§ Problem to work on: From the listing below, extract each line containing the string "Education".

§ Task inputs:
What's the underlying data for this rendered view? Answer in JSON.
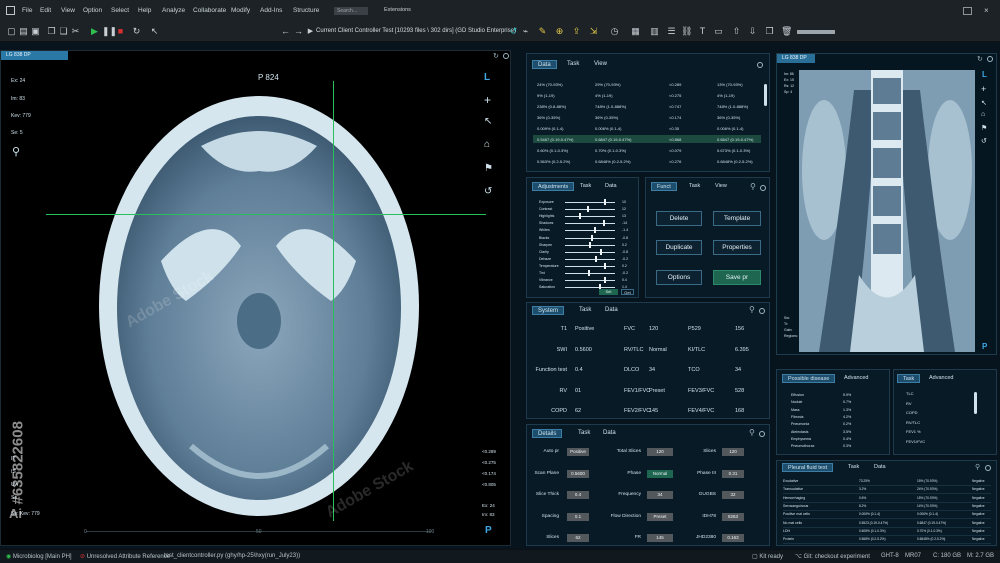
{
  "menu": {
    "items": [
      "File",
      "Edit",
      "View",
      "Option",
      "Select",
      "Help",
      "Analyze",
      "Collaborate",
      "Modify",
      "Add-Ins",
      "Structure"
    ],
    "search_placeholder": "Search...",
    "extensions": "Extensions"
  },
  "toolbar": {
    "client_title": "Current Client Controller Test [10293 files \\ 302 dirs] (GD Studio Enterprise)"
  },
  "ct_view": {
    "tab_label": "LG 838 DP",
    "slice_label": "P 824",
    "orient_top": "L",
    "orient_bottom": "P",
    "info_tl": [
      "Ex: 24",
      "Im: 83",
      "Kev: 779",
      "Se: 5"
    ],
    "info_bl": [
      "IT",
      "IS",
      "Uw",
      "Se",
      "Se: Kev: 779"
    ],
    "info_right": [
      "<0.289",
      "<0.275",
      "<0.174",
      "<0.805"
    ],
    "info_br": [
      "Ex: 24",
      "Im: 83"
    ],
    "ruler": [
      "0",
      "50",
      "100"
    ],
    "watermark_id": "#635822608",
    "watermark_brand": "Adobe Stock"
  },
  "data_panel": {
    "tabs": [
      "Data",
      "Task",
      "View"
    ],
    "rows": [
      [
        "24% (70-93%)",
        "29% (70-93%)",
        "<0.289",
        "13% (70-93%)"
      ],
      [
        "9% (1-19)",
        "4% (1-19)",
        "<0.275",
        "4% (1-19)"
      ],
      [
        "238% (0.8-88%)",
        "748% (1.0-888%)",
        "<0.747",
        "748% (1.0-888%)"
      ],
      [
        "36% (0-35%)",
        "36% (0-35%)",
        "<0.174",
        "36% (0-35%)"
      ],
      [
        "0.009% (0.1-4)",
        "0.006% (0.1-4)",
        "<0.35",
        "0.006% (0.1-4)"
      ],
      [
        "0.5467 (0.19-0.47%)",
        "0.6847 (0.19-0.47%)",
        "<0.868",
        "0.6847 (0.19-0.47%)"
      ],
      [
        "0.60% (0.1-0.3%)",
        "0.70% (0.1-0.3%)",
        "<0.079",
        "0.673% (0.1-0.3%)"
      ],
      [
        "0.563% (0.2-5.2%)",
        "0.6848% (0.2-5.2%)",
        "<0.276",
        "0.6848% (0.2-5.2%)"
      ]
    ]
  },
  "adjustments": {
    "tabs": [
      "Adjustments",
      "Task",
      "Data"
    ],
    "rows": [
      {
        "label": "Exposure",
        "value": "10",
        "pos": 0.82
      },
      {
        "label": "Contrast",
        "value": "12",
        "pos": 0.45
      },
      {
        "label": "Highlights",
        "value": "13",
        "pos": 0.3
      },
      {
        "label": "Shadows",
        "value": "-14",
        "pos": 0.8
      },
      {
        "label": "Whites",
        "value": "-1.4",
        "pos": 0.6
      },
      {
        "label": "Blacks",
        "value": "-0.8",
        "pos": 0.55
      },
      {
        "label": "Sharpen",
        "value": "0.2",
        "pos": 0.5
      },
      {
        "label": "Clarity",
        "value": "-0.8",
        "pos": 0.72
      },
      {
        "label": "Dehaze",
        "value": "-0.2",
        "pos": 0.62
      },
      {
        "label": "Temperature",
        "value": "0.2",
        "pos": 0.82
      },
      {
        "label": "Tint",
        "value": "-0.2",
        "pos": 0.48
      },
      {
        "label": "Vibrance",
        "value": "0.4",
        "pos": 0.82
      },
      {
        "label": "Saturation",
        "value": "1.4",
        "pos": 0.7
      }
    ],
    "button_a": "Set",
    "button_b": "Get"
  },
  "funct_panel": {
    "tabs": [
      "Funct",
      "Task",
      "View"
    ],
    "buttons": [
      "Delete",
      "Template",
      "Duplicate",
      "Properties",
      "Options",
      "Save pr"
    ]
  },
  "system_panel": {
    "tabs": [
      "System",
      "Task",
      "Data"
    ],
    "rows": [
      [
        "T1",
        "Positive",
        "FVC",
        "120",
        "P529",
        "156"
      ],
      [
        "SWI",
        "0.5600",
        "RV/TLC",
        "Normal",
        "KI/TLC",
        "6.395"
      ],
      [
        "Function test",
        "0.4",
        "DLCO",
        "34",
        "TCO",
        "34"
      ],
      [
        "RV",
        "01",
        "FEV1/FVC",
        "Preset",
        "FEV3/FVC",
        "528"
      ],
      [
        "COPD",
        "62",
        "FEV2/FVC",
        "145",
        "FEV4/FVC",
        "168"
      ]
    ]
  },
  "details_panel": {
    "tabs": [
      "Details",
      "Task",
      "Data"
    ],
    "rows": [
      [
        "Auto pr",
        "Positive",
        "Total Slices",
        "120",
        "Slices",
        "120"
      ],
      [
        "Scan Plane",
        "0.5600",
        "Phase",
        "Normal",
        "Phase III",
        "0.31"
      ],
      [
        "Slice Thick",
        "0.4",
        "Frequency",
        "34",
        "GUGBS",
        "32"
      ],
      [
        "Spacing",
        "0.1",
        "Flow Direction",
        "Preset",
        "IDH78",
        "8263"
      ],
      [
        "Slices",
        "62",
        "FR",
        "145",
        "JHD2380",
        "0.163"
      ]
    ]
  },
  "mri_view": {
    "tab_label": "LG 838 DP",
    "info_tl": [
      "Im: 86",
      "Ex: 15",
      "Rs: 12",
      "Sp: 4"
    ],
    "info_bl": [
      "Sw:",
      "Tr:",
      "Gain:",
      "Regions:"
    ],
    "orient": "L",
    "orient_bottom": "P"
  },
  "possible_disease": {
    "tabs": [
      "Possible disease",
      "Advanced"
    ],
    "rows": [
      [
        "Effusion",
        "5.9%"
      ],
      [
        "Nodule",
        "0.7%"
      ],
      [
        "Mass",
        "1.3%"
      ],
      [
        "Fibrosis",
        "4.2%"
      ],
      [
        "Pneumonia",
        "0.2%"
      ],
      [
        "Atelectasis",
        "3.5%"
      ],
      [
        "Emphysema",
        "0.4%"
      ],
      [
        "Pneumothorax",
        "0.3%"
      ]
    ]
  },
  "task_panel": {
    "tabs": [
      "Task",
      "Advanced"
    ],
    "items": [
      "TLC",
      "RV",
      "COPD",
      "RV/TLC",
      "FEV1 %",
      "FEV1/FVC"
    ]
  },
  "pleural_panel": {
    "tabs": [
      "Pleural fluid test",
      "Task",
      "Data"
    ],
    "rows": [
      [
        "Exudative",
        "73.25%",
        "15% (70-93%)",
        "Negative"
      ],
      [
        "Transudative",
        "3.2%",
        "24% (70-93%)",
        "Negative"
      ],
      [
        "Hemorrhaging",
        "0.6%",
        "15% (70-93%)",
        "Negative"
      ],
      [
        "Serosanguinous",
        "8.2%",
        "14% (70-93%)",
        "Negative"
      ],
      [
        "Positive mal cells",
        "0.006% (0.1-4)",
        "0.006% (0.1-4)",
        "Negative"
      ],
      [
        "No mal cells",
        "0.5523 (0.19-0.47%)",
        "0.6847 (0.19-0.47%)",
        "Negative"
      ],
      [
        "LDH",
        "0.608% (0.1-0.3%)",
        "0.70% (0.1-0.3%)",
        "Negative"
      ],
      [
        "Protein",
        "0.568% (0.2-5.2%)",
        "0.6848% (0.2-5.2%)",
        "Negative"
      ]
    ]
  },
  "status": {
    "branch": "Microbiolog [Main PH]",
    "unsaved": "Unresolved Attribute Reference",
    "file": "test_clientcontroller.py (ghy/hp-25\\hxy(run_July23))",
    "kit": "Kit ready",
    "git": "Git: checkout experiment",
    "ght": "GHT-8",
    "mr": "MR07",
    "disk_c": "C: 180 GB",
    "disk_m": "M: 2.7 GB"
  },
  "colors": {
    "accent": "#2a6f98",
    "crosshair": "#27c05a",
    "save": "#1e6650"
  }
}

---

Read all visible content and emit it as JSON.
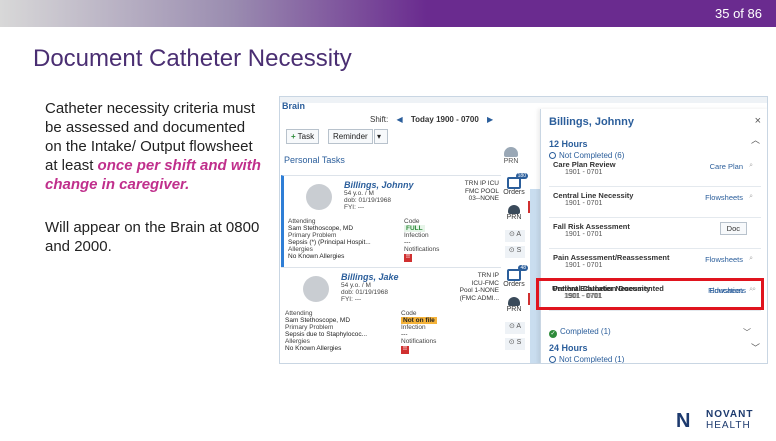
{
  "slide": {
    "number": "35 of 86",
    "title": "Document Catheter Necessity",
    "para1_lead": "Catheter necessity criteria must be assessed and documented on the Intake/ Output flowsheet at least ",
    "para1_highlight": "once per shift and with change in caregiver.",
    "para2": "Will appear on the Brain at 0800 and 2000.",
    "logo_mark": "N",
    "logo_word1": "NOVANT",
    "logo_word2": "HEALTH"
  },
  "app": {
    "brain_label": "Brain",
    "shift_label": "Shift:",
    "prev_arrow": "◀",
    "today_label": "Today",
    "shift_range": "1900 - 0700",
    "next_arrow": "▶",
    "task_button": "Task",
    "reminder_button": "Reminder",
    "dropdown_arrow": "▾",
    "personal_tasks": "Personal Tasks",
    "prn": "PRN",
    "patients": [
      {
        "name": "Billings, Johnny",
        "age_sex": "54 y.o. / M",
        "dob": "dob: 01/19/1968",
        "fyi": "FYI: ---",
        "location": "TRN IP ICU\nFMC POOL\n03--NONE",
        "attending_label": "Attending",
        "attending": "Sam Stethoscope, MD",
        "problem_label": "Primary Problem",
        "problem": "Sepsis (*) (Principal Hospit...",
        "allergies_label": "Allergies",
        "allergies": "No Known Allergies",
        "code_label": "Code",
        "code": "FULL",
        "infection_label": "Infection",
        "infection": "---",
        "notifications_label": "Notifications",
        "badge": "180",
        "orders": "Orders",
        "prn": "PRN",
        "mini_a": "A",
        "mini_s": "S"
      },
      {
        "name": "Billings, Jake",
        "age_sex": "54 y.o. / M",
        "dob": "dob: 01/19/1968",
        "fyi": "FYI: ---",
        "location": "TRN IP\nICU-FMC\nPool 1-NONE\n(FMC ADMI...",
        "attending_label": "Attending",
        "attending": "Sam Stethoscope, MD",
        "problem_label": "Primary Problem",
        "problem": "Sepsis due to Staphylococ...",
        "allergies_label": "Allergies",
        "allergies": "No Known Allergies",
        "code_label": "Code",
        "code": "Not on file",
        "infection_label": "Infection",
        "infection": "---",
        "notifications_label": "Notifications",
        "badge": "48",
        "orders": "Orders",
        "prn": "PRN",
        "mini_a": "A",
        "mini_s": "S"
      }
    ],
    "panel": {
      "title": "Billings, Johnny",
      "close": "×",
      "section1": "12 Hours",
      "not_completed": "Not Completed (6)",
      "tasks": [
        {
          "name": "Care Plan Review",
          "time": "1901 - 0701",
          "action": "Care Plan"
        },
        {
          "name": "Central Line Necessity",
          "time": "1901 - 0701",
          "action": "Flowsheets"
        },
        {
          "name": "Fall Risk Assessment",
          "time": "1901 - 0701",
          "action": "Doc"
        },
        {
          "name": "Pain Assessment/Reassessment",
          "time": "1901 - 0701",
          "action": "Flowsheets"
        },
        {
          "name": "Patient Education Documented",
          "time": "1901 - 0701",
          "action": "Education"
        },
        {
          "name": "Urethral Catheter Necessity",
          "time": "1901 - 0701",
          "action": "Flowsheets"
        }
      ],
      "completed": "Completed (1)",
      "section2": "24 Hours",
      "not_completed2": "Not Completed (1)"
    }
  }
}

==

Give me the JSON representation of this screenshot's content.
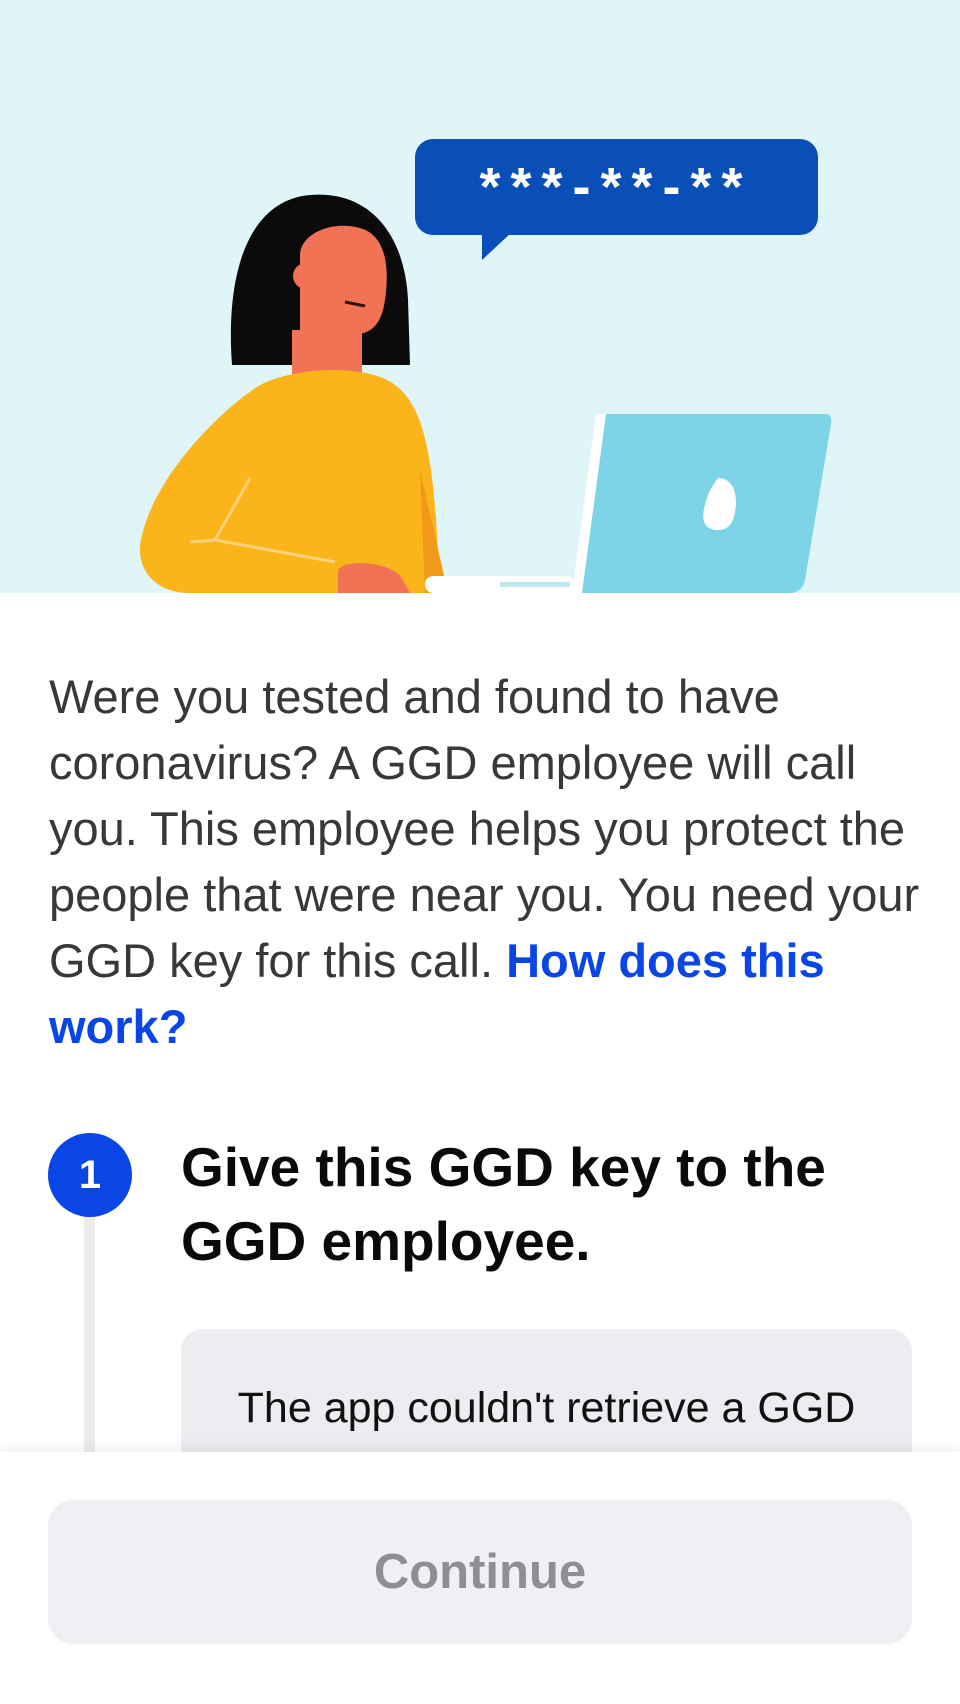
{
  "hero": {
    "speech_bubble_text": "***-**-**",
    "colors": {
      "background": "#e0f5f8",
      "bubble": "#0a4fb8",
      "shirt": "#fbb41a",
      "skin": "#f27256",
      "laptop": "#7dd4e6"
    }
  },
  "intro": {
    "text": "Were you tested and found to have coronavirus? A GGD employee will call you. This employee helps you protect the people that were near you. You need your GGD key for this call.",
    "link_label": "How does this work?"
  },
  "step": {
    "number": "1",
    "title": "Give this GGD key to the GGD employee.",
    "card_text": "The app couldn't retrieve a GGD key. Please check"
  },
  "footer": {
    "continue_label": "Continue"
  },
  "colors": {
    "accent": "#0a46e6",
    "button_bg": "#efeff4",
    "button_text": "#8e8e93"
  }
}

§ Your solution:
          "name": "Patient Education Documented",
          "action": "Education"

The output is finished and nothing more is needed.